Copy every line that contains the string "marker" from the entries below.

- - - - -

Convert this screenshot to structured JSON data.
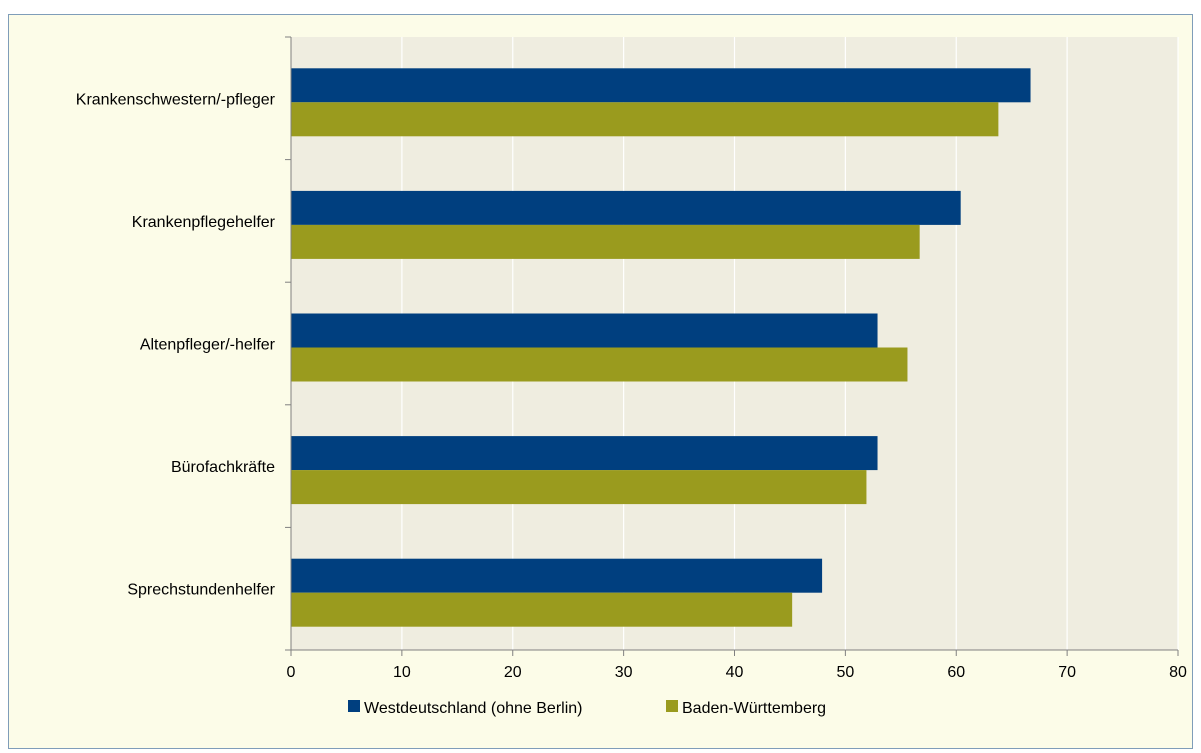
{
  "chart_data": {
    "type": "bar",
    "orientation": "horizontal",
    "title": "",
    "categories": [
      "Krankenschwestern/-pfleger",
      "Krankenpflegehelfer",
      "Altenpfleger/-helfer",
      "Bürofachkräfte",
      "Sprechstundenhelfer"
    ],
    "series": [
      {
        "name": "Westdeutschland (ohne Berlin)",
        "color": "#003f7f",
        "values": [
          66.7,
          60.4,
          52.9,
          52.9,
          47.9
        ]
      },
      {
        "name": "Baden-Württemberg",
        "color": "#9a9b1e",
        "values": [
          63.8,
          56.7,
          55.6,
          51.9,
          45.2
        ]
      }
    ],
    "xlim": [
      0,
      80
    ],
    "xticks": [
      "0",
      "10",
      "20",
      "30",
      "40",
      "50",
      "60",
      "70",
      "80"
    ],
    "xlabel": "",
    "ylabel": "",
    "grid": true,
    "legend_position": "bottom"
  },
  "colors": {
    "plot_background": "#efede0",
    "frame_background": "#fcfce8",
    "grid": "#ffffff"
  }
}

- - - - -

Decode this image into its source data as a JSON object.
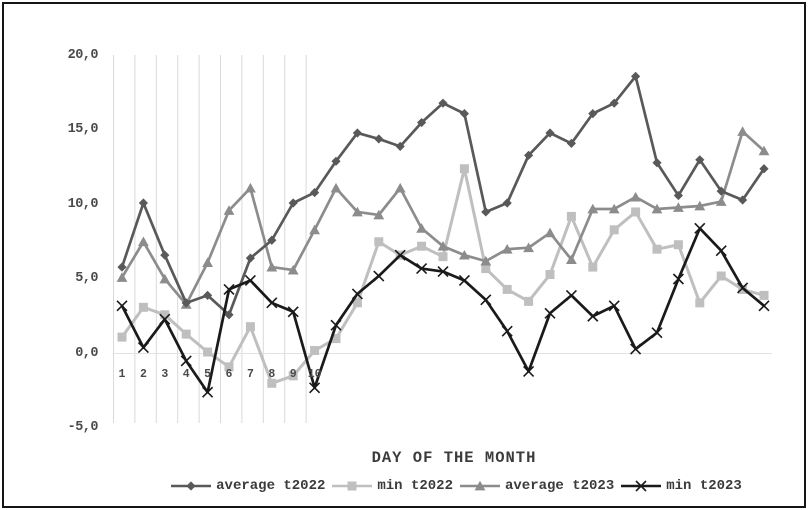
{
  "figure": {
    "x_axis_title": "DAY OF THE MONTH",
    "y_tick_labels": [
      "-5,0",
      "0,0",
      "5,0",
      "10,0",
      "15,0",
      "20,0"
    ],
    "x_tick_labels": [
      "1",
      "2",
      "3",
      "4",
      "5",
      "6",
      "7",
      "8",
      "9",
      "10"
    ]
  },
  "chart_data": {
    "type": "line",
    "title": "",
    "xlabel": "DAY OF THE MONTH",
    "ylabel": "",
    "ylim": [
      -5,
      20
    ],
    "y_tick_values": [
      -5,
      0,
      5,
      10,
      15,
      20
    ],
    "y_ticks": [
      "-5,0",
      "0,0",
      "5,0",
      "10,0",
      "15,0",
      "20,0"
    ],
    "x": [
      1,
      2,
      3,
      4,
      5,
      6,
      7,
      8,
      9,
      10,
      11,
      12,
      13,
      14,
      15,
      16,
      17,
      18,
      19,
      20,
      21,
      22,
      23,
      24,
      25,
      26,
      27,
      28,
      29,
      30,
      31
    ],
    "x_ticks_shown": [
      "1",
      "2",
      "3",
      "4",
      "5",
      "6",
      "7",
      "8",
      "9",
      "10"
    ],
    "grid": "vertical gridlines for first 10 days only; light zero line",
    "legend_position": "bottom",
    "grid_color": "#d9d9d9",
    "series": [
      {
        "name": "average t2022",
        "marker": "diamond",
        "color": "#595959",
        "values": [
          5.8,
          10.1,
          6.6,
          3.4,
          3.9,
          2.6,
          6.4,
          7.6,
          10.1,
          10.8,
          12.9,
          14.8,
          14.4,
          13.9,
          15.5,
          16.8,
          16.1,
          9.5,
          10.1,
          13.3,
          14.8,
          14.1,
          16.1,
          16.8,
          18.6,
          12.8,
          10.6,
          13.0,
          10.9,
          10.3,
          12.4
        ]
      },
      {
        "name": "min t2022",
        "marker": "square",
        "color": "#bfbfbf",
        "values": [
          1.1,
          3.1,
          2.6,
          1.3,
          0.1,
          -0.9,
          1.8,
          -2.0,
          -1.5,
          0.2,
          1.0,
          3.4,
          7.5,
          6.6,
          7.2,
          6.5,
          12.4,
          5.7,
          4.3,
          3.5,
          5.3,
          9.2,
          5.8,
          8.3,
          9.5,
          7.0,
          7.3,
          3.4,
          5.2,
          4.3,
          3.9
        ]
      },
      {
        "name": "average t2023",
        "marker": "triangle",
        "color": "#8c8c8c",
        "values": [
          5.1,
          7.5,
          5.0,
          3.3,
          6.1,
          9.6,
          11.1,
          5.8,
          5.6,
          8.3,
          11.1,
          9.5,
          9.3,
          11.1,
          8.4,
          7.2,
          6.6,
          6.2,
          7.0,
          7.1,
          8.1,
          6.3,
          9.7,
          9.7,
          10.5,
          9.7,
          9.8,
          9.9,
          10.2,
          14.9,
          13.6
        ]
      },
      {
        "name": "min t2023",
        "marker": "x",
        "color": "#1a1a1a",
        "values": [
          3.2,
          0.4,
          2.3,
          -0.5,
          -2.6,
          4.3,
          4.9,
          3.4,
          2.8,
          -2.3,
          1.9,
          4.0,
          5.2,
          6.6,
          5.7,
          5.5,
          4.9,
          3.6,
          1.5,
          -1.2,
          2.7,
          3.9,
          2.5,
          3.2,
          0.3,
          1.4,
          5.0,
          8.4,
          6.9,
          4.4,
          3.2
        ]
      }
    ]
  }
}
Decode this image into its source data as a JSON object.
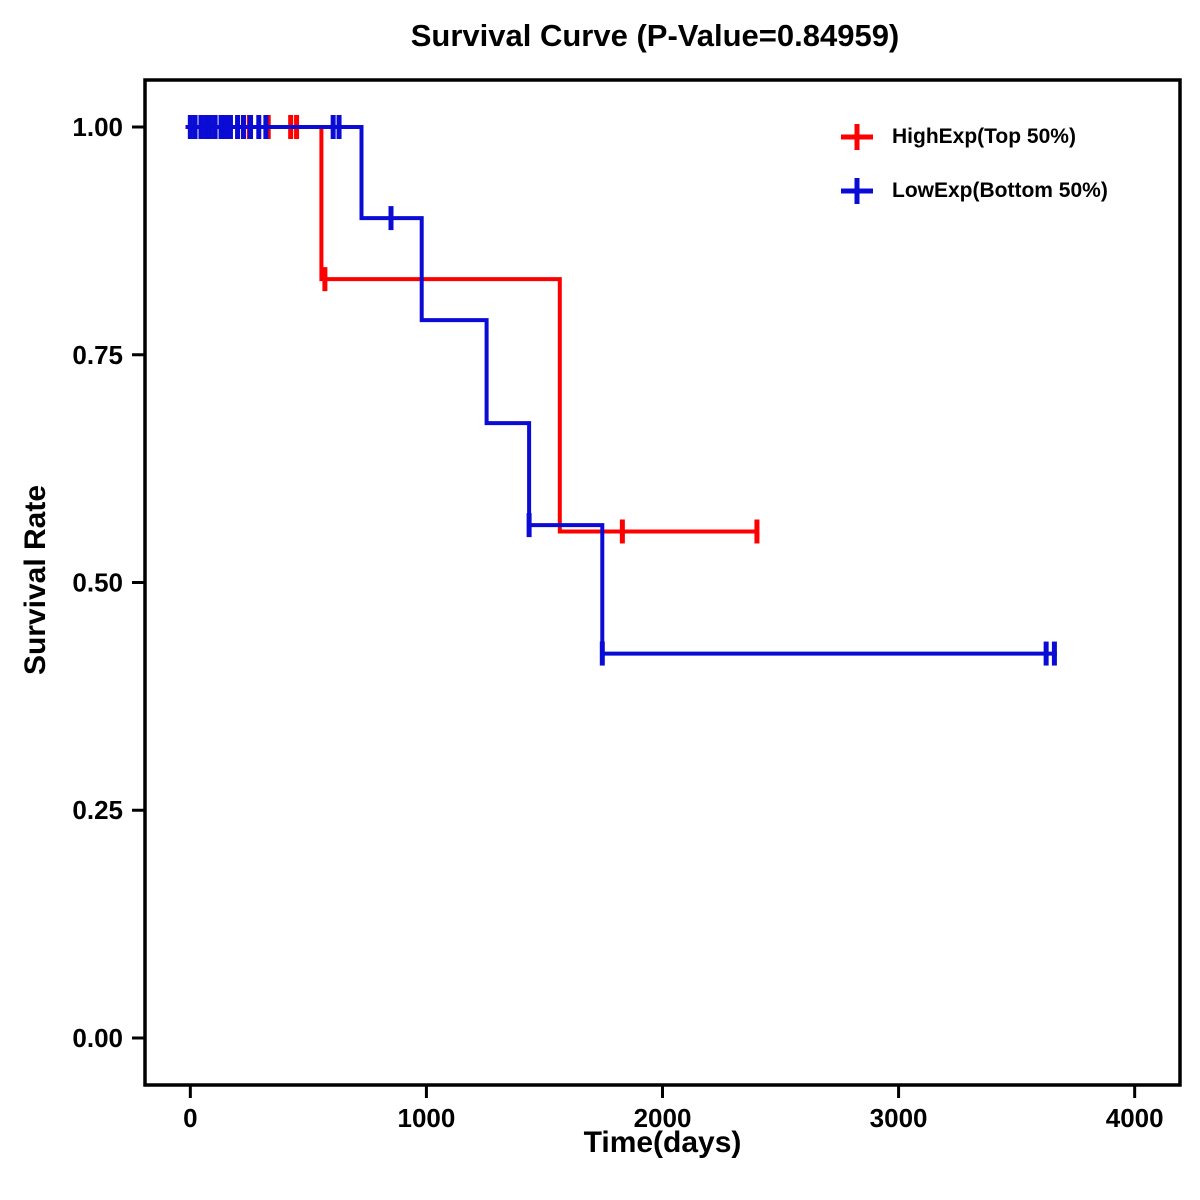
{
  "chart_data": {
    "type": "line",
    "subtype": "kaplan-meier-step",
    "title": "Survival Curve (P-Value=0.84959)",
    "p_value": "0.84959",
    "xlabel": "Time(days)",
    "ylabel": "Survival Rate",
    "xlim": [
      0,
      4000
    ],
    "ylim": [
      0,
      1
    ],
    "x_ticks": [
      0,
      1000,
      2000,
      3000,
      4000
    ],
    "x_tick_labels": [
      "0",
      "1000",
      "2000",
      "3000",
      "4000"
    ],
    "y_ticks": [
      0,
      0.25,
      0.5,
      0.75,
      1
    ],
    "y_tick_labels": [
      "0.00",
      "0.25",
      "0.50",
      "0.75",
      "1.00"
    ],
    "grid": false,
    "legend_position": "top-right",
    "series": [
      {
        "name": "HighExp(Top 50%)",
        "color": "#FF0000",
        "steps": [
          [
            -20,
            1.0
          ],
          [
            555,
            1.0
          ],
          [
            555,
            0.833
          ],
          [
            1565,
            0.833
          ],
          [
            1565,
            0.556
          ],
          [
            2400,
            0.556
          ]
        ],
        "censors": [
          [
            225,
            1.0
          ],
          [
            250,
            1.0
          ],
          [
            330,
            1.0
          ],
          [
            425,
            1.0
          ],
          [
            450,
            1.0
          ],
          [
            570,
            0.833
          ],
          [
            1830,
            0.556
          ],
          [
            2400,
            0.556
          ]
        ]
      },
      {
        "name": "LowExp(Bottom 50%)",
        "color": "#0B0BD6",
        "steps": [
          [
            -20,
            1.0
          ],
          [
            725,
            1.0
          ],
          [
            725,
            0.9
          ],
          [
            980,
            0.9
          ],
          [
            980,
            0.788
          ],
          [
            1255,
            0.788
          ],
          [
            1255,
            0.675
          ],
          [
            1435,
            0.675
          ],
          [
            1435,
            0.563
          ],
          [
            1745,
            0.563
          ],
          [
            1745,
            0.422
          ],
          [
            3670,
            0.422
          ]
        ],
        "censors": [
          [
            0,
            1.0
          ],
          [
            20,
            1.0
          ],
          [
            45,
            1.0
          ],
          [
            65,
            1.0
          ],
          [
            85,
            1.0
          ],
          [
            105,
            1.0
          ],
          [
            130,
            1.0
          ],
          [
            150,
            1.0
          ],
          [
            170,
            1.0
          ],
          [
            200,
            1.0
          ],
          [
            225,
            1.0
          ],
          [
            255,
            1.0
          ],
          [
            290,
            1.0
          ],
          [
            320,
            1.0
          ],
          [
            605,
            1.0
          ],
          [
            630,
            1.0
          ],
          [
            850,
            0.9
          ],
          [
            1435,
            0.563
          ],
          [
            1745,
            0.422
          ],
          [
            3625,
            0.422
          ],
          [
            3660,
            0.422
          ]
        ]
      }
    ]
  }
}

- - - - -

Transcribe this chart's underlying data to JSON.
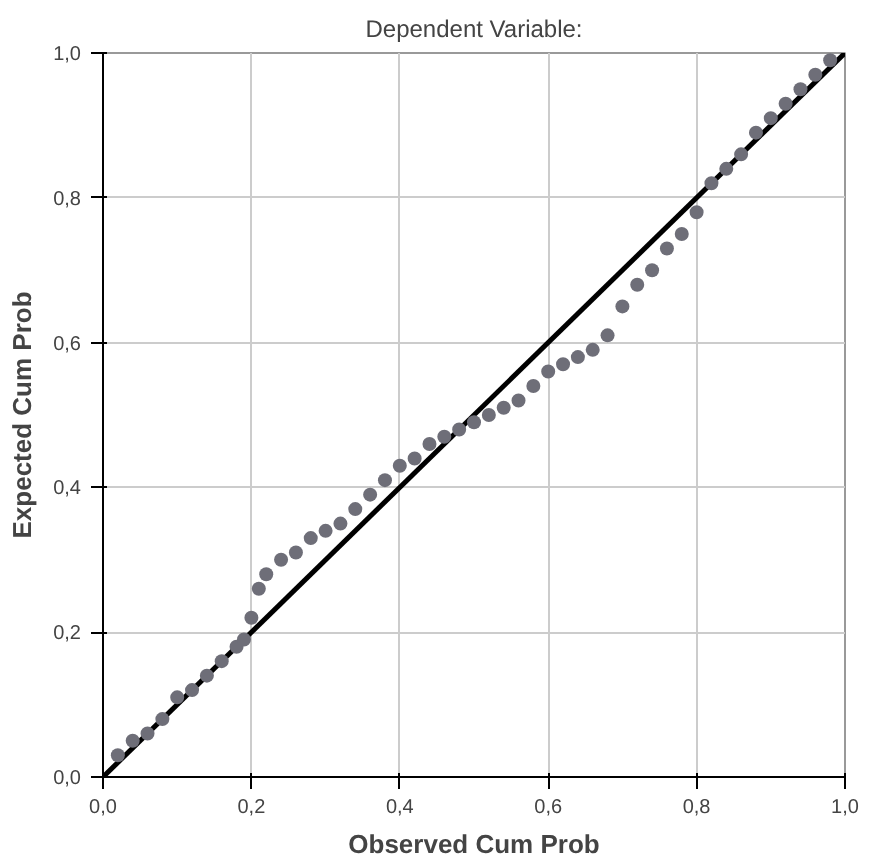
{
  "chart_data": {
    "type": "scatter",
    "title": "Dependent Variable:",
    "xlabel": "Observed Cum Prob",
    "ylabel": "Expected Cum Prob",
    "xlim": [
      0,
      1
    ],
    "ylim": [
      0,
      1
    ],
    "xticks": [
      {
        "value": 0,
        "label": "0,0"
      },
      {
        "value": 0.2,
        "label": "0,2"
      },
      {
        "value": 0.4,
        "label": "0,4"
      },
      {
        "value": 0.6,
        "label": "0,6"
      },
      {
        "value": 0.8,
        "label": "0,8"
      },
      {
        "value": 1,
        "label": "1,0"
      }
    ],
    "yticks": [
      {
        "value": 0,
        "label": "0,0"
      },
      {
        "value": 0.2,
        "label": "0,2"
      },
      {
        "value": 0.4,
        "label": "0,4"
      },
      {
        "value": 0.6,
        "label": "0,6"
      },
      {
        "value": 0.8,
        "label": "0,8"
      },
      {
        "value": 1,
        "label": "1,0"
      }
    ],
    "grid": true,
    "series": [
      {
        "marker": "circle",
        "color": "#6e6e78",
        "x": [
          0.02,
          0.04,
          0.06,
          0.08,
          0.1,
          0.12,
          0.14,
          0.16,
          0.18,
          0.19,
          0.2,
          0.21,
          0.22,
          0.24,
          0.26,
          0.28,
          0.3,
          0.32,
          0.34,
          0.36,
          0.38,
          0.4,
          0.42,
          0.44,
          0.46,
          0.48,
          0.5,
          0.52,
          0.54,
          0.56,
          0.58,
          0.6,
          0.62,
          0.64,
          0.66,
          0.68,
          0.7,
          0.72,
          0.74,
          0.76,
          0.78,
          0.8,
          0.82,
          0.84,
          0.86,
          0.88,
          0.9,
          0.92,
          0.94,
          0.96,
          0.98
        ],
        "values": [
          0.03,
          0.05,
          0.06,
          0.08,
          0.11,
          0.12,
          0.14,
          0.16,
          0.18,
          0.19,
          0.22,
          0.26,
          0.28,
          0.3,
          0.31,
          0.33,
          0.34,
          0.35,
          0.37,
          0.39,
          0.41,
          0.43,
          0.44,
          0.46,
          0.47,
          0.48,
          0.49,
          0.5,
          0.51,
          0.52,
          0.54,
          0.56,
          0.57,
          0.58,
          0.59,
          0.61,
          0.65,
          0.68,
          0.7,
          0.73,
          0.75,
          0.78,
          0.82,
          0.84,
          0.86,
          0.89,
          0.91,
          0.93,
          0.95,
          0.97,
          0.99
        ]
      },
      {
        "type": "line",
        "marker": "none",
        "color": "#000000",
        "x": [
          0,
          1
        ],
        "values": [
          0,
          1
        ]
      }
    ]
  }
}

- - - - -

> [The solution]
        "marker": "diamond",
        "marker": "square",
        "marker": "triangle",
        "marker": "x",
        "marker": "circle",
        "marker": "none",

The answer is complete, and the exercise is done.